◆ Exercise inputs:
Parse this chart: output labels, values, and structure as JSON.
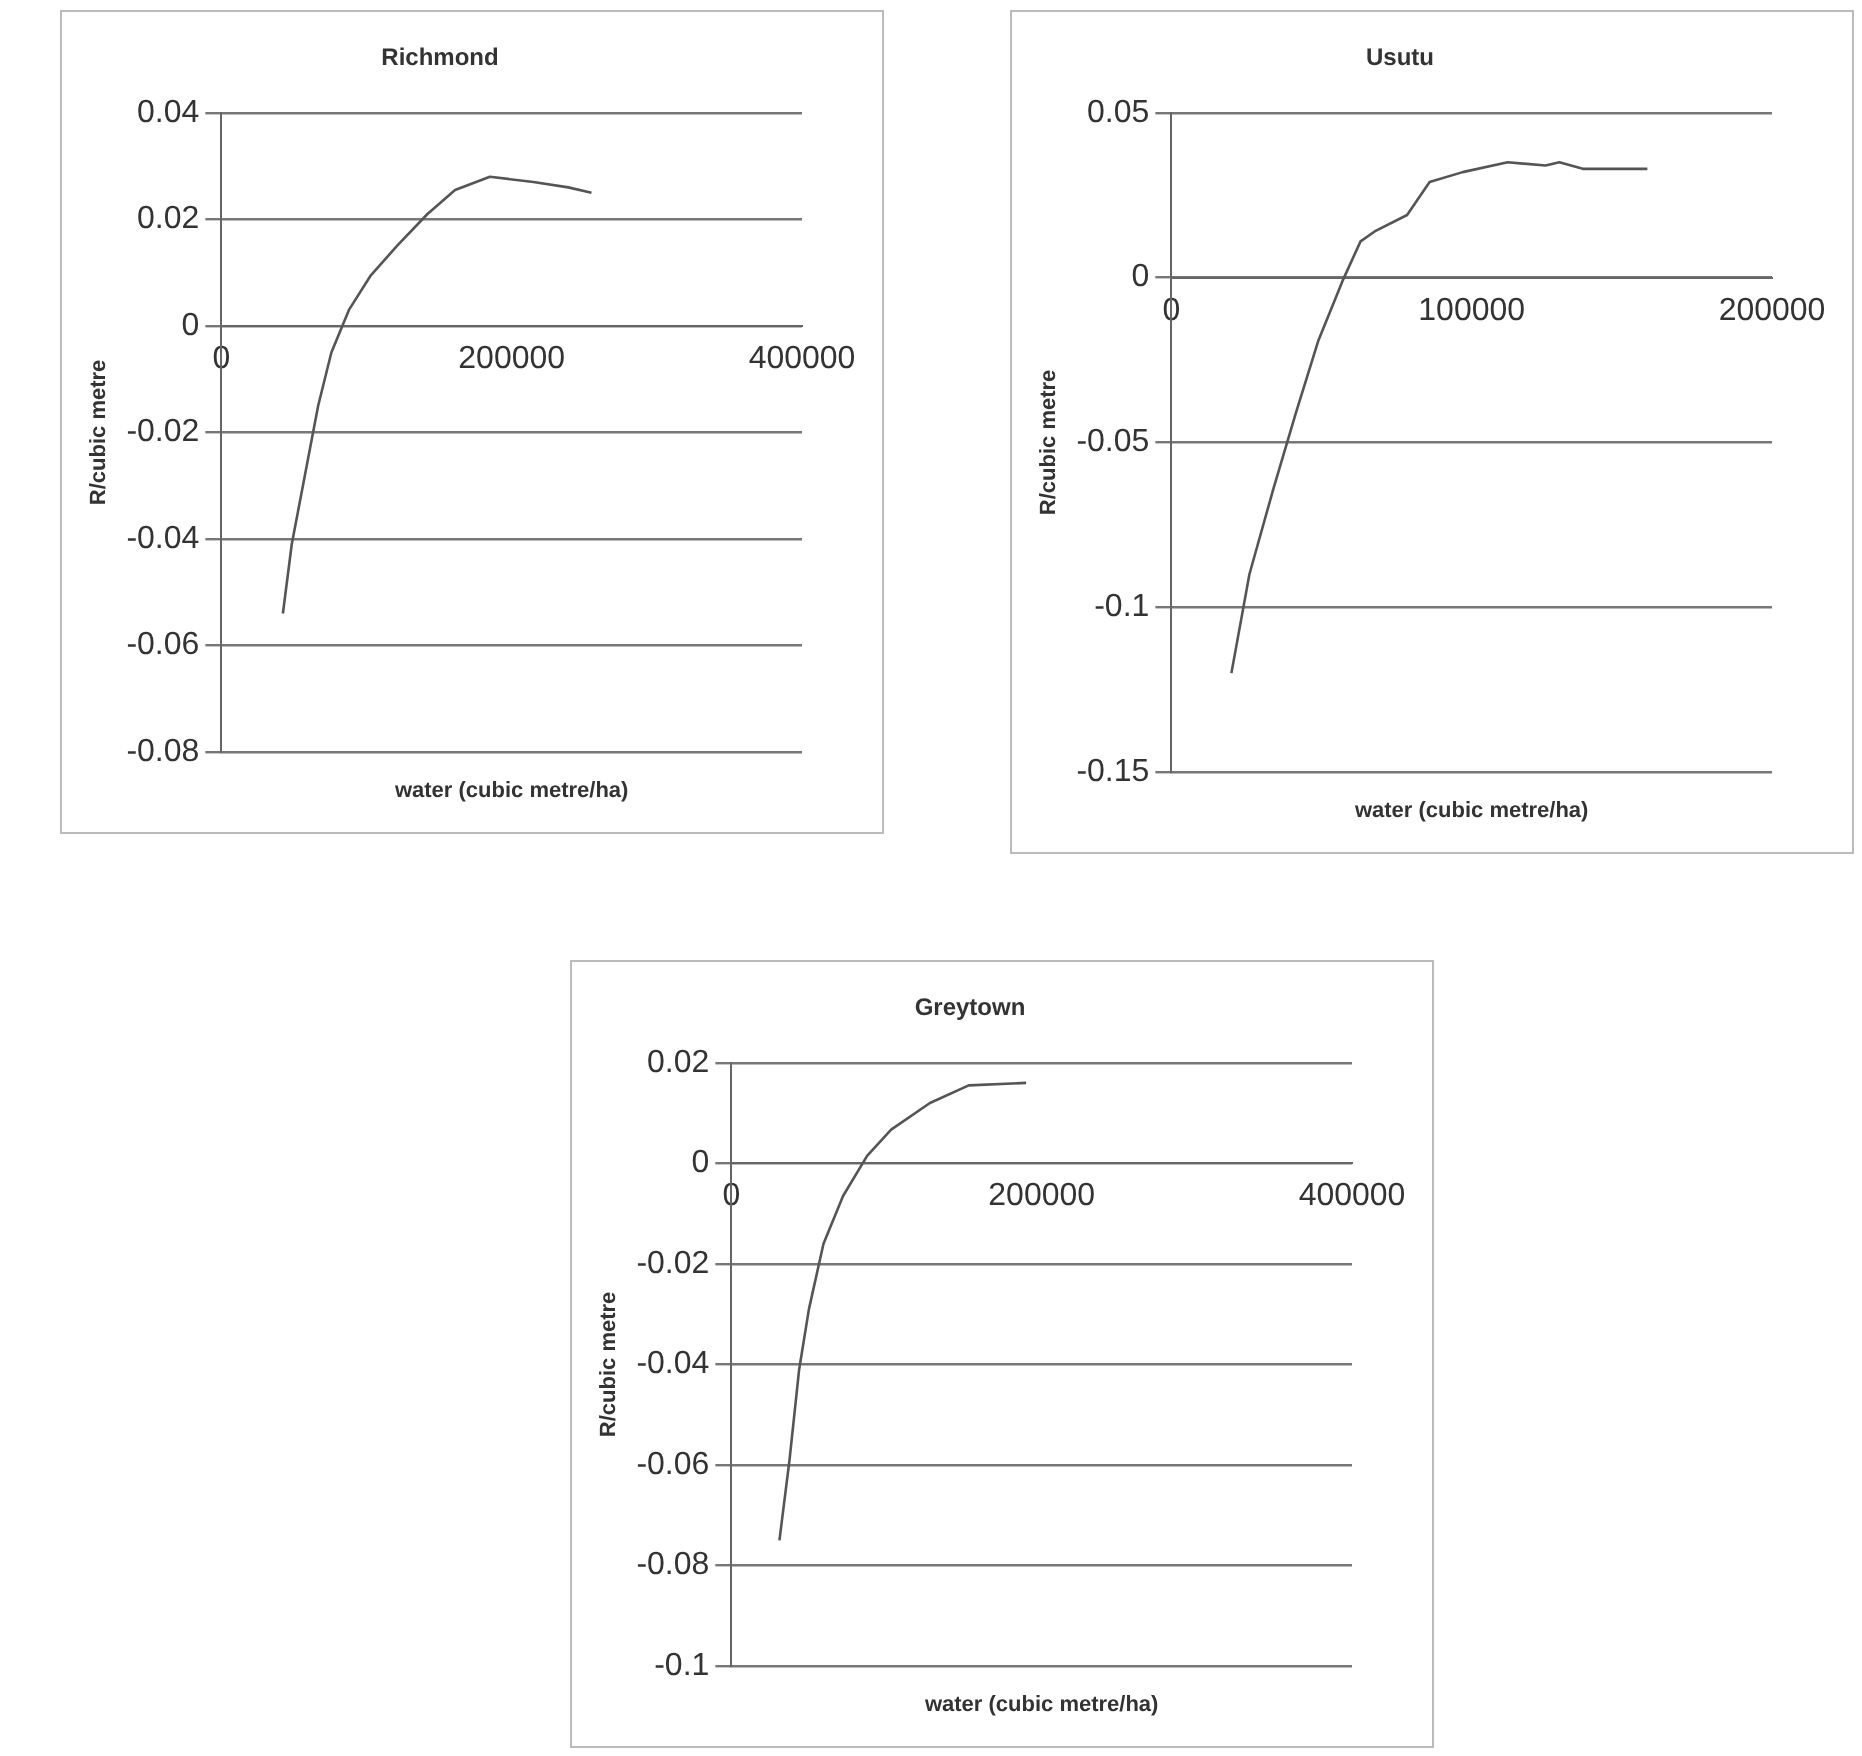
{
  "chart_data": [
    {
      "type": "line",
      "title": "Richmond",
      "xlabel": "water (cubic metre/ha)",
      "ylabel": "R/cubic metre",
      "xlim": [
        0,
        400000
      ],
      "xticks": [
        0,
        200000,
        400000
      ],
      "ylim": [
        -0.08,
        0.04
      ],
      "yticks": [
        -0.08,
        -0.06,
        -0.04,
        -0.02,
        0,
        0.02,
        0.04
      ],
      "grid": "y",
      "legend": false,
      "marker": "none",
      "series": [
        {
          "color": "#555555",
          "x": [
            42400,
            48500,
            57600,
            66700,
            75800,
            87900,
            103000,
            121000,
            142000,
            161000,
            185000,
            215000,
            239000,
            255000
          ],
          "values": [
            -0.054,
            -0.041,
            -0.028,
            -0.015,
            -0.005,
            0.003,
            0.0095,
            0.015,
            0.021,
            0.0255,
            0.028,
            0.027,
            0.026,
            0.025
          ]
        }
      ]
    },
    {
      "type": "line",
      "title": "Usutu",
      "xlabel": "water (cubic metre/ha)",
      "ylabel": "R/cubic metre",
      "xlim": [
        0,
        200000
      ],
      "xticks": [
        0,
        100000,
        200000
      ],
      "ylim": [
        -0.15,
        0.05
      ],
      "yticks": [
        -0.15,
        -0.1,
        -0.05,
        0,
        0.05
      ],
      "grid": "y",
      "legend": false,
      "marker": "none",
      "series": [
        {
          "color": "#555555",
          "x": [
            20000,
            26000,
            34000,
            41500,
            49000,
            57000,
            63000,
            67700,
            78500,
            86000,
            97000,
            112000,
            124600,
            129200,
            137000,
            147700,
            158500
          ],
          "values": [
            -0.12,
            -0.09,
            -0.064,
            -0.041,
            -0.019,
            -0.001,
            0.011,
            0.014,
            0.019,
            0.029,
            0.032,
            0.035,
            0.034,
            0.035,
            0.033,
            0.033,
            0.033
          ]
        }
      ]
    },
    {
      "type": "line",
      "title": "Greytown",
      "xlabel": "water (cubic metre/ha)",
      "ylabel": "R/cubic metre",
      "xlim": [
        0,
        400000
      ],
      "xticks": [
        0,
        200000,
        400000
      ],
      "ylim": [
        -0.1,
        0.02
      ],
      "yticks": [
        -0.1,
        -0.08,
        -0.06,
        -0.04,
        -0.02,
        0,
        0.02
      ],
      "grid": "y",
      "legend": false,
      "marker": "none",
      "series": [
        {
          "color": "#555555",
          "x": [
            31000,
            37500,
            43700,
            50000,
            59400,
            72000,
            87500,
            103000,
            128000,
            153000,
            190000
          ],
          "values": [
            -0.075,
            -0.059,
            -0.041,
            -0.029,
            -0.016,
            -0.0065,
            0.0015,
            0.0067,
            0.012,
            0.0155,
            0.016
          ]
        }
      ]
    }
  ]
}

◆ What the task asks: Only the number is wanted: how many lines in the data include the string "title"?

◆ Output: 3